*What is needed*: Could you extract every entry below and reproduce it exactly?

Excerpts from a figure dataset:
* Start *
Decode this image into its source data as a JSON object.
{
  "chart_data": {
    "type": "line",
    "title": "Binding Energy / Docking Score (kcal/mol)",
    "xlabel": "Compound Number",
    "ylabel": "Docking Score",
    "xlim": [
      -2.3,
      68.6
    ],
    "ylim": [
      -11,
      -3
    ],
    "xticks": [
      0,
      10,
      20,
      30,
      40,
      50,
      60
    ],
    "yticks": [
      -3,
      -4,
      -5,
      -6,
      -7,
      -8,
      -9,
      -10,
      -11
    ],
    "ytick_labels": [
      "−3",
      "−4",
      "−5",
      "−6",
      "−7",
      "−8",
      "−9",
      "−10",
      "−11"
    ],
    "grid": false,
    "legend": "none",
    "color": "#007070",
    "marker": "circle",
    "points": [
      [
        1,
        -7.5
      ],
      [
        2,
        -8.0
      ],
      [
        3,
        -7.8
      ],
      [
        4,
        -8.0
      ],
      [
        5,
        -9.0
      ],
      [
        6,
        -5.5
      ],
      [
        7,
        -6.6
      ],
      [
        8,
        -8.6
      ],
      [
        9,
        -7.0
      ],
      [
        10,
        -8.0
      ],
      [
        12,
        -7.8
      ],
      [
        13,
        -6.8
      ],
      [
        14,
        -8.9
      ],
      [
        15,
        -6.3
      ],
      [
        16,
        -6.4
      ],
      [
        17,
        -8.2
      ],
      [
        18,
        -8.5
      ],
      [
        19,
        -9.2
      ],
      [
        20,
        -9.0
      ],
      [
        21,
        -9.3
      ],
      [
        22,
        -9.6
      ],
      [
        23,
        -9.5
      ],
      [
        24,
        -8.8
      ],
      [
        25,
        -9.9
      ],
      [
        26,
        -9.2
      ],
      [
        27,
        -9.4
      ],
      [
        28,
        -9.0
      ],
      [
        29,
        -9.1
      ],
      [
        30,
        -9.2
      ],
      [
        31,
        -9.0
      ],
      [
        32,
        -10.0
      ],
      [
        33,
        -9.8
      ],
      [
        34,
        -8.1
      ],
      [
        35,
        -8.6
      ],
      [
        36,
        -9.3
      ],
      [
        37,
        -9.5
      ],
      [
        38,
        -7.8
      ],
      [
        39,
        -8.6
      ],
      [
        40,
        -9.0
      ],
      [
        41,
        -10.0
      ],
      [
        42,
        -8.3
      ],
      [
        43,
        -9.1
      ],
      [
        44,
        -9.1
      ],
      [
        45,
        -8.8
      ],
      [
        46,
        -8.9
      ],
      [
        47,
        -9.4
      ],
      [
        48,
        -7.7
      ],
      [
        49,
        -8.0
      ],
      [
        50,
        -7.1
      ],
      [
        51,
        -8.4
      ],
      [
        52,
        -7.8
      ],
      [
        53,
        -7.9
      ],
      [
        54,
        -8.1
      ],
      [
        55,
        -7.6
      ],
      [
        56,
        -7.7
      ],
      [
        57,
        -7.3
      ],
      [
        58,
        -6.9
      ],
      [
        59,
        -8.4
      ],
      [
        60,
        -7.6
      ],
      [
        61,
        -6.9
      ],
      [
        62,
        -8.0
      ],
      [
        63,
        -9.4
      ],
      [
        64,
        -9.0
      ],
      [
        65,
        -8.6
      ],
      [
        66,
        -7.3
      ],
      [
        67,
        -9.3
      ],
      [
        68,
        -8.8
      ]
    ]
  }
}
* End *
*The reply*:
Decode this image into its source data as a JSON object.
{
  "chart_data": {
    "type": "line",
    "title": "Binding Energy / Docking Score (kcal/mol)",
    "xlabel": "Compound Number",
    "ylabel": "Docking Score",
    "xlim": [
      -2.3,
      68.6
    ],
    "ylim": [
      -11,
      -3
    ],
    "xticks": [
      0,
      10,
      20,
      30,
      40,
      50,
      60
    ],
    "yticks": [
      -3,
      -4,
      -5,
      -6,
      -7,
      -8,
      -9,
      -10,
      -11
    ],
    "ytick_labels": [
      "−3",
      "−4",
      "−5",
      "−6",
      "−7",
      "−8",
      "−9",
      "−10",
      "−11"
    ],
    "grid": false,
    "legend": "none",
    "color": "#007070",
    "marker": "circle",
    "points": [
      [
        1,
        -7.5
      ],
      [
        2,
        -8.0
      ],
      [
        3,
        -7.8
      ],
      [
        4,
        -8.0
      ],
      [
        5,
        -9.0
      ],
      [
        6,
        -5.5
      ],
      [
        7,
        -6.6
      ],
      [
        8,
        -8.6
      ],
      [
        9,
        -7.0
      ],
      [
        10,
        -8.0
      ],
      [
        12,
        -7.8
      ],
      [
        13,
        -6.8
      ],
      [
        14,
        -8.9
      ],
      [
        15,
        -6.3
      ],
      [
        16,
        -6.4
      ],
      [
        17,
        -8.2
      ],
      [
        18,
        -8.5
      ],
      [
        19,
        -9.2
      ],
      [
        20,
        -9.0
      ],
      [
        21,
        -9.3
      ],
      [
        22,
        -9.6
      ],
      [
        23,
        -9.5
      ],
      [
        24,
        -8.8
      ],
      [
        25,
        -9.9
      ],
      [
        26,
        -9.2
      ],
      [
        27,
        -9.4
      ],
      [
        28,
        -9.0
      ],
      [
        29,
        -9.1
      ],
      [
        30,
        -9.2
      ],
      [
        31,
        -9.0
      ],
      [
        32,
        -10.0
      ],
      [
        33,
        -9.8
      ],
      [
        34,
        -8.1
      ],
      [
        35,
        -8.6
      ],
      [
        36,
        -9.3
      ],
      [
        37,
        -9.5
      ],
      [
        38,
        -7.8
      ],
      [
        39,
        -8.6
      ],
      [
        40,
        -9.0
      ],
      [
        41,
        -10.0
      ],
      [
        42,
        -8.3
      ],
      [
        43,
        -9.1
      ],
      [
        44,
        -9.1
      ],
      [
        45,
        -8.8
      ],
      [
        46,
        -8.9
      ],
      [
        47,
        -9.4
      ],
      [
        48,
        -7.7
      ],
      [
        49,
        -8.0
      ],
      [
        50,
        -7.1
      ],
      [
        51,
        -8.4
      ],
      [
        52,
        -7.8
      ],
      [
        53,
        -7.9
      ],
      [
        54,
        -8.1
      ],
      [
        55,
        -7.6
      ],
      [
        56,
        -7.7
      ],
      [
        57,
        -7.3
      ],
      [
        58,
        -6.9
      ],
      [
        59,
        -8.4
      ],
      [
        60,
        -7.6
      ],
      [
        61,
        -6.9
      ],
      [
        62,
        -8.0
      ],
      [
        63,
        -9.4
      ],
      [
        64,
        -9.0
      ],
      [
        65,
        -8.6
      ],
      [
        66,
        -7.3
      ],
      [
        67,
        -9.3
      ],
      [
        68,
        -8.8
      ]
    ]
  }
}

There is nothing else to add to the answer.